SET EXERCISE
From the listing below, extract every line in which the word "Mittelwert" appears.

DATA FOR THE TASK

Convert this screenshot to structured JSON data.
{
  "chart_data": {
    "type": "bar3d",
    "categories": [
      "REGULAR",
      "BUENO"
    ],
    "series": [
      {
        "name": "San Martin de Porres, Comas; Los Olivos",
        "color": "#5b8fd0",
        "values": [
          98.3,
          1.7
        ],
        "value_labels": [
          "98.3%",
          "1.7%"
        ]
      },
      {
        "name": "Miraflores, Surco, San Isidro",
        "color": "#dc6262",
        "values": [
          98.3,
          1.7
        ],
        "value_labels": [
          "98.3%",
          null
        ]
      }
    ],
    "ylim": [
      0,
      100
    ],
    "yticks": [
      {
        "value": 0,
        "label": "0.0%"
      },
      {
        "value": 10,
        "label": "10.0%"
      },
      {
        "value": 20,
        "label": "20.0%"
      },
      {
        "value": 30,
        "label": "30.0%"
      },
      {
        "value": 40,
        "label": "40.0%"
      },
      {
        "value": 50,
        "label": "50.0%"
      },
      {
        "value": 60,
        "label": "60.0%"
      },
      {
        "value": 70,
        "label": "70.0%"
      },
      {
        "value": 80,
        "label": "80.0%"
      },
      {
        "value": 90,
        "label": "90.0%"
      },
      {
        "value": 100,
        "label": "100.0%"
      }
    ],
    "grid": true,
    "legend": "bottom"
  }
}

---

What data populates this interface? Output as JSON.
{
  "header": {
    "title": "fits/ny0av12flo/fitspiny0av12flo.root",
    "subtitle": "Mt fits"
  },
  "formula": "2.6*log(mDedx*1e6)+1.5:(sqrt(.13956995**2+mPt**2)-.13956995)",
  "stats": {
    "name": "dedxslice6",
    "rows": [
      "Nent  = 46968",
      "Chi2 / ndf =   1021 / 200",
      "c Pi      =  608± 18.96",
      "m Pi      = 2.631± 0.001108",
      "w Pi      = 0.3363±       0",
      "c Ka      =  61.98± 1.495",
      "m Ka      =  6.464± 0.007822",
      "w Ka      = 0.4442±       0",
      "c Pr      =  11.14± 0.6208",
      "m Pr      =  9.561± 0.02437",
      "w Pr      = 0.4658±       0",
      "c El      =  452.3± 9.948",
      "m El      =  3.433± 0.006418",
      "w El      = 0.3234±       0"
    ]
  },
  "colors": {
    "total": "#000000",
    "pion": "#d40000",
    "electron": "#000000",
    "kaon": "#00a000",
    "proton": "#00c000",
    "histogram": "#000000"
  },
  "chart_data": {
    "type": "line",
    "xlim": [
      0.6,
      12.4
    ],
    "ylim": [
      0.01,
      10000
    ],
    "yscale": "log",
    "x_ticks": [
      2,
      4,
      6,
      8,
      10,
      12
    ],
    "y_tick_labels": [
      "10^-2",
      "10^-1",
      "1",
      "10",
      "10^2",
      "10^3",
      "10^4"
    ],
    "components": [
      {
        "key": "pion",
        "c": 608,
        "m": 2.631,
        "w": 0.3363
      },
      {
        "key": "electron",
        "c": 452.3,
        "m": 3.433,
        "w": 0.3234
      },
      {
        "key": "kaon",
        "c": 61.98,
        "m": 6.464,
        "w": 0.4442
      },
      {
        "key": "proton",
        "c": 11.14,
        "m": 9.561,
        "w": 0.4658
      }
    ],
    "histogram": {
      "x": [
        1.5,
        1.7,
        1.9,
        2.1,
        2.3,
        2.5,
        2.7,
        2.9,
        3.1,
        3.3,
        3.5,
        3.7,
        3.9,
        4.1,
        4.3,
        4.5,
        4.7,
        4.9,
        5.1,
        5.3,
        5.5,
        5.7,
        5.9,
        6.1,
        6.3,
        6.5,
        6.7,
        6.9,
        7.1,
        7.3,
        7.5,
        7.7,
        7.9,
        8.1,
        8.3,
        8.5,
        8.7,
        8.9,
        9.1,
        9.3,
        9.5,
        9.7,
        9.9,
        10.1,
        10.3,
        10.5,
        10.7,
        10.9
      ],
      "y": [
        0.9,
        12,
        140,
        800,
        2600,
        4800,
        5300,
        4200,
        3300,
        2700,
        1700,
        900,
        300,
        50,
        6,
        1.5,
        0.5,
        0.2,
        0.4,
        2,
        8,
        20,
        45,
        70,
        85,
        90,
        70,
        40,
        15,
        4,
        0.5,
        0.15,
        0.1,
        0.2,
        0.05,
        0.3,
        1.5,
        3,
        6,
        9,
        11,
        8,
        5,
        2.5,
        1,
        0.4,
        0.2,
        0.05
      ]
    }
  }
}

...

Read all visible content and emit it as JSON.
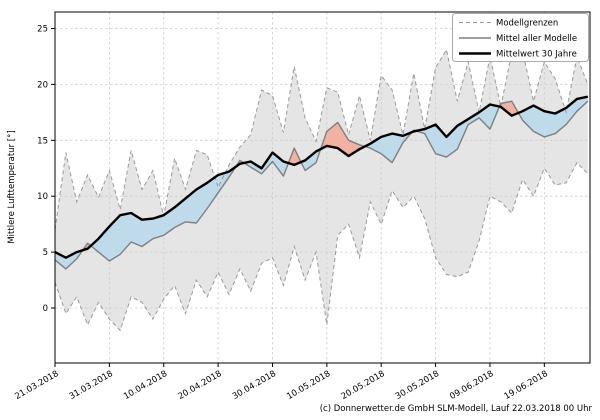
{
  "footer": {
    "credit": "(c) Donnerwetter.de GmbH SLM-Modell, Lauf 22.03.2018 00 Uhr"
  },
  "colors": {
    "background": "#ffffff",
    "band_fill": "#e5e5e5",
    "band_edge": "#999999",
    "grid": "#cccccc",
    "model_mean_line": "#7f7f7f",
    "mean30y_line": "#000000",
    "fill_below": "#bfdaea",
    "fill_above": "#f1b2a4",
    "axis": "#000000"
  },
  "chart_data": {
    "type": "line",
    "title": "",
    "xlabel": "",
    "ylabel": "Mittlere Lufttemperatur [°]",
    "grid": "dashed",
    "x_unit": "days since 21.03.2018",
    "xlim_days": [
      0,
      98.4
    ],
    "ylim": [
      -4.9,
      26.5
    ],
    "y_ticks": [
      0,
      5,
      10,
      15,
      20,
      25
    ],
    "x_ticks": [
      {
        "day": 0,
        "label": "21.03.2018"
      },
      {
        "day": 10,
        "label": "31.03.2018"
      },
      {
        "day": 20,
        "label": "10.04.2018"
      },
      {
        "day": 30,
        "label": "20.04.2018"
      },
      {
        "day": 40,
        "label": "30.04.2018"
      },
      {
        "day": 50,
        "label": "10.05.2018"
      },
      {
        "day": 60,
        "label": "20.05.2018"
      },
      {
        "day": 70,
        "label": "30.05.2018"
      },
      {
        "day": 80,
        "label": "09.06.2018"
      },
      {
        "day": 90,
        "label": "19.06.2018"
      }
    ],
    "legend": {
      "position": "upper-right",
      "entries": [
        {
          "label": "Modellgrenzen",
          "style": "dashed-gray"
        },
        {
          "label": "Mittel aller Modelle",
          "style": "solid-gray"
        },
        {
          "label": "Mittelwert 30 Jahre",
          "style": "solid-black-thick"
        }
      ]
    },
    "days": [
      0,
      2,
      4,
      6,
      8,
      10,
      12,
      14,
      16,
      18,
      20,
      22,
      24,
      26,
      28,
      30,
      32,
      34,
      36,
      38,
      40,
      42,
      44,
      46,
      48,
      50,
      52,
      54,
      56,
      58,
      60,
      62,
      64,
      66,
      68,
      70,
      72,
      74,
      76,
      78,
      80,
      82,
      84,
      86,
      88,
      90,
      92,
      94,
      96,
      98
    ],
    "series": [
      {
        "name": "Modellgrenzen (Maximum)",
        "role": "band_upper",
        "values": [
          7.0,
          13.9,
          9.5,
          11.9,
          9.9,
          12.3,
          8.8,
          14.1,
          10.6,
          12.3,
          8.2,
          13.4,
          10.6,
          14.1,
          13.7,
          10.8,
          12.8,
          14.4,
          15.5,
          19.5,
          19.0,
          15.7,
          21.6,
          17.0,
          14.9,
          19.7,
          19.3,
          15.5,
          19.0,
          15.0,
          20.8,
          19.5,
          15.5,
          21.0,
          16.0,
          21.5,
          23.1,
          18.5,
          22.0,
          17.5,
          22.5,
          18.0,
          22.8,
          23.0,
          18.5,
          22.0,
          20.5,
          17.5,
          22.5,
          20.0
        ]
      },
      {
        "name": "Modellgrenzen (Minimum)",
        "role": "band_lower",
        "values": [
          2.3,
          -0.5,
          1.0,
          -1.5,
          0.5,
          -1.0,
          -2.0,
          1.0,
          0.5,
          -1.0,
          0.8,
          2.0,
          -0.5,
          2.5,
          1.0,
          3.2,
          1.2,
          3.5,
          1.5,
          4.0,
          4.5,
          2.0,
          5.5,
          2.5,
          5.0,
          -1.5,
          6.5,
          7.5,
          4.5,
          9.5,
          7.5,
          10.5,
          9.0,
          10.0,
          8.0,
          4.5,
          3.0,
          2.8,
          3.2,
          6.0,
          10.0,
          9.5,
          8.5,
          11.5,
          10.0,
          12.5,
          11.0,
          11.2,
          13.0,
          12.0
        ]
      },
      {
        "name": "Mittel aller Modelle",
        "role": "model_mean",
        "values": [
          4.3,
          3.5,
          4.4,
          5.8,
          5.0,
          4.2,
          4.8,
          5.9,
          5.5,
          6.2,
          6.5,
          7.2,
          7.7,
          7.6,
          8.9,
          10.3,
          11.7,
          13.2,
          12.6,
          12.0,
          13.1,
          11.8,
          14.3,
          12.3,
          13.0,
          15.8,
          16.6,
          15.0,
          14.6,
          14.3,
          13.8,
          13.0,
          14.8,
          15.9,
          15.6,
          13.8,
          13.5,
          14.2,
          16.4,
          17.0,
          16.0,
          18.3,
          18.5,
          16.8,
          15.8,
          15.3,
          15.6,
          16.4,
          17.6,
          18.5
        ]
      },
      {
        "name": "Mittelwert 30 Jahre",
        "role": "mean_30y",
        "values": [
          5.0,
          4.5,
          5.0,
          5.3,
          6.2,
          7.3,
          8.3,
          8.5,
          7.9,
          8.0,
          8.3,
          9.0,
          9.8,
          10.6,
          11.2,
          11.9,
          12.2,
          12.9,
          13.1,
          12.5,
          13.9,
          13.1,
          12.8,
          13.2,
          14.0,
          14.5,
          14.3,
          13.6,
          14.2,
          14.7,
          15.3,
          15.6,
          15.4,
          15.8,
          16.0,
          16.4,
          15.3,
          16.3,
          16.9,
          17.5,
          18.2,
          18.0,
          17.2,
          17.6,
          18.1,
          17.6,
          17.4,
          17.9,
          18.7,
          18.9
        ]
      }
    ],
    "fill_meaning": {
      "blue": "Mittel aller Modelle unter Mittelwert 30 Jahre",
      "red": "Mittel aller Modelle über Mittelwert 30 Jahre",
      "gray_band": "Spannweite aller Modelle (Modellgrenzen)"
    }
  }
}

SOLUTION FOR THIS TASK
          "label": "Mittelwert 30 Jahre",
        "name": "Mittelwert 30 Jahre",
      "blue": "Mittel aller Modelle unter Mittelwert 30 Jahre",
      "red": "Mittel aller Modelle über Mittelwert 30 Jahre",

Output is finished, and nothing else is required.